Written problem A —
In the forum thread on running op-amps above their rated voltage, what voltage does JR prefer to run 24V parts at?
Written problem B —
List every name that a poster signs at the end of a reply in the forum thread on running op-amps above their rated voltage.
Written problem C —
Carry on the forum thread on running op-amps above their rated voltage from its final sentence, keeping the same casual voice.

Page text —
* Begin *
How much safety margin you think they've specified?
 
I see where you're going, you want to run stuff at higher rails and hope for the 'real' limit being still above that, right ?

I guess if you're not going really a lot over those ratings it'll still be fine... for most samples... and for a while... :wink:

In other words: while it looks like it most of the time, ICs aren't designed for eternity, not economical. Stressing them harder reduces lifetime.
It could be an approach though, enjoying eventual improvements in sound and just replace when things break. Sounds like tubes ?

Regards,

Peter
 
I dont think there is much margin at all when you look at it like peter notes, over time and lots of samples. BUT if you were to test lots of parts im sure some percentage will handle a wee bit more. I have a hunch that the ones that are gonna blow at say, 27V, are going to do it right away. and you won't have to worry about finding a use for the parts that end up in the lower bins, cos they'll be smoked, just toss them!

mike p
 
it depends on how much power you draw?

40 volts might be cool if your output current is microamps,
10 volt rails and 1 amp current will generate 10 watts, see where i am going with this?

fun to do destructive testing, usually when i wonder about boundry conditions, i just discover them for myself.

lucky people get paid to blow stuff up see here:

blow_stuff_up.jpg

blow_stuff_up_a.jpg

blow_stuff_up_b.jpg
 
There are a number of failure mechanisms. Some of them cause slow degradation and parts eventually getting out-of-spec. Some are more catastrophic, like punctured gate oxide or secondary breakdown and localized thermal runaway.

If you are not using something in a life-critical (or job and reputation-critical) app you can afford to take chances. But for some specs the semi vendors can't afford the big "six-sigma" windows the QA folks would like, or the performance comparisons beloved by Marketing would put the company at a disadvantage. The abs max voltage ratings and power dissipation ratings are usually in that category.
 
There are general process related breakdown voltages and perhaps pin to pin variations due to local internal circuit configurations.

IMO there is not a lot to gain from hot rodding parts to their upper limits. If you look at S/N or dynamic range in dB terms pushing the rails will buy you little in dB terms, but the thermal difference could be significant, since reliability drops precipitously for even modest temp increases.

I knew a design engineer who used to game the "vendor says 24 volts but part really does 26". He eventually got bit by some parts labeled 24 that only did 24. I personally prefer to run 24V parts at 22V. YMMV

JR
 
Me too. I remember getting curious about this one time and trying some opamps rated at +/- 18V at higher voltages. At 18.1V they blew.

Peace,
Paul
 
Yep, I know upping the rails a volt or two doesn't really add up much in headroom. +/-15v vs. +/-24v, about 4dB of difference.

Mostly I'm thinking of light loads, above 10k. With sufficient cooling, who knows? My EQ has the 604's running at +/-24v, and has worked fine for two years now. No cooling.
* End *
Information shown —
* Begin *
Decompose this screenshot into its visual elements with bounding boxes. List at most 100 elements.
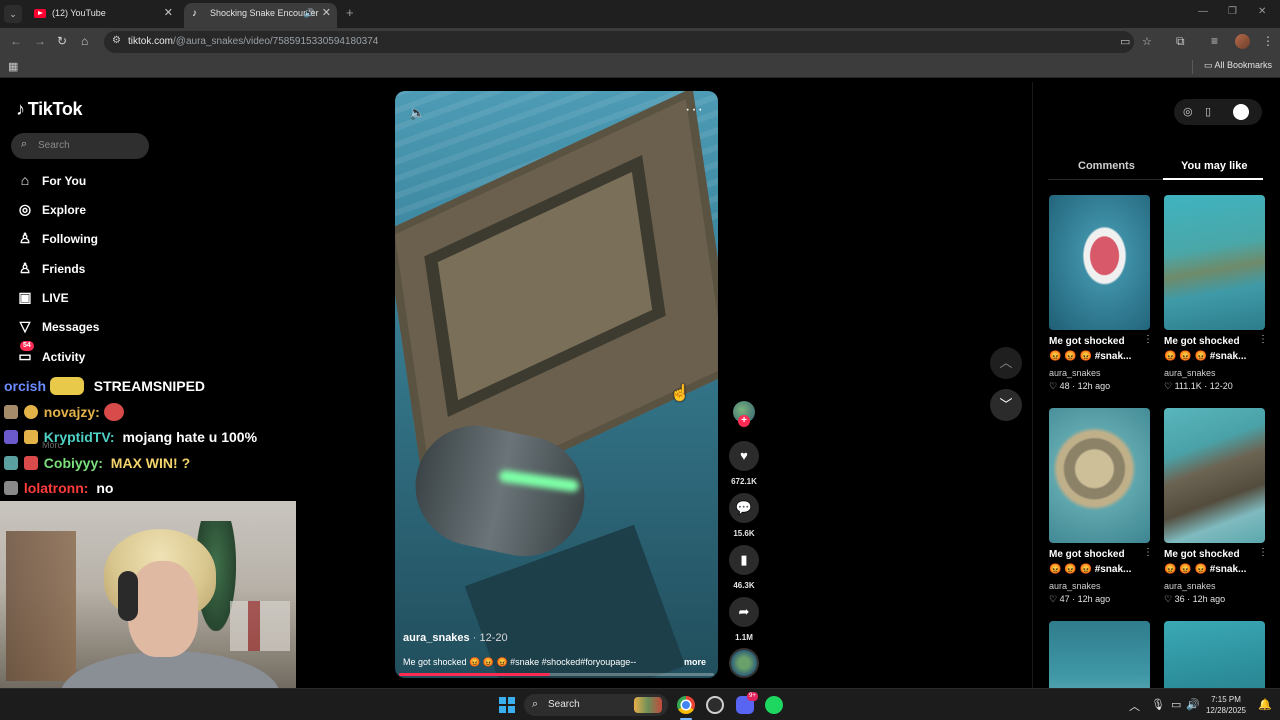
* End *
Expected answer A —
22V

Expected answer B —
Peter, mike p, JR, Paul

Expected answer C —
I think MikeP might be on the track that some parts will pop right away while some guys are tougher..
 
Sometimes all it can take is a little glitch on your PSU (caused by a large glitch on your mains) and you'll get an extra volt or so on your PSU rails for a very short time. If your HF decoupling is poor then you'll bugger all the devices run at their maximum supply rails.

In short, don't design things to run at absolute maximum. That's why those figures are published - to show you how much design headroom you have when other things are taken into account.
 
Is is really better to power OPA604's with +/-24V ?
If I read the datasheet, at the performance curves section (especially the PSR/CMR vs supply voltage and gain-bandwidth/slew rate vs supply voltage), I can see that theorically the performance would be better if they run at +/-15V...
I haven't done any real test yet, but I found it interesting
 
Long time ago I used a curve tracing measurement device to select transistors with breakdown collector-base voltages more than 140 and with beta more than 100 from devices specified for 30V breakdown and 25-75 beta. PNP transistors had very wide spread of parameters than NPN transistors (recently I checked new Toshiba devices and found that it is still the same, NPN transistors are much closer to each other). However, I did not torture opamps though, but I expect you may find some damaging the rest...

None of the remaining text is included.